▸ Goal of the exercise: Quote the listing below in its entirety.
-------- Supplied material
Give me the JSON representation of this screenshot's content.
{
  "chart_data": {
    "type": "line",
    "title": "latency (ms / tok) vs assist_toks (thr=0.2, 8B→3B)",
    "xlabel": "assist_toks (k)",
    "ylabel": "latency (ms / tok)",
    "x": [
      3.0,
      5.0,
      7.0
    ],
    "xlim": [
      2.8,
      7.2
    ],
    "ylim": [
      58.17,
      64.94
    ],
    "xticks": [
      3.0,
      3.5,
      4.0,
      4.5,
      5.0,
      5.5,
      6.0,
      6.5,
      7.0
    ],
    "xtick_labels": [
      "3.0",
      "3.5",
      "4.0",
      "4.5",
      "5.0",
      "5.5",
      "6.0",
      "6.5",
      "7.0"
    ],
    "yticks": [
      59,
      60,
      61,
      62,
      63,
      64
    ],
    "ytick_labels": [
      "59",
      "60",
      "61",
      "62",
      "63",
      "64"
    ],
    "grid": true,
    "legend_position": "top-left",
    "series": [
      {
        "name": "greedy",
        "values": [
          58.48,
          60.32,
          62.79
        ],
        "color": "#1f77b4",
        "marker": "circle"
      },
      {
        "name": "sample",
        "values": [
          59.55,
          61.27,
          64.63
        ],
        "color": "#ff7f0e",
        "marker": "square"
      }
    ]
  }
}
----------------
▸ Written answer:
Give me the JSON representation of this screenshot's content.
{
  "chart_data": {
    "type": "line",
    "title": "latency (ms / tok) vs assist_toks (thr=0.2, 8B→3B)",
    "xlabel": "assist_toks (k)",
    "ylabel": "latency (ms / tok)",
    "x": [
      3.0,
      5.0,
      7.0
    ],
    "xlim": [
      2.8,
      7.2
    ],
    "ylim": [
      58.17,
      64.94
    ],
    "xticks": [
      3.0,
      3.5,
      4.0,
      4.5,
      5.0,
      5.5,
      6.0,
      6.5,
      7.0
    ],
    "xtick_labels": [
      "3.0",
      "3.5",
      "4.0",
      "4.5",
      "5.0",
      "5.5",
      "6.0",
      "6.5",
      "7.0"
    ],
    "yticks": [
      59,
      60,
      61,
      62,
      63,
      64
    ],
    "ytick_labels": [
      "59",
      "60",
      "61",
      "62",
      "63",
      "64"
    ],
    "grid": true,
    "legend_position": "top-left",
    "series": [
      {
        "name": "greedy",
        "values": [
          58.48,
          60.32,
          62.79
        ],
        "color": "#1f77b4",
        "marker": "circle"
      },
      {
        "name": "sample",
        "values": [
          59.55,
          61.27,
          64.63
        ],
        "color": "#ff7f0e",
        "marker": "square"
      }
    ]
  }
}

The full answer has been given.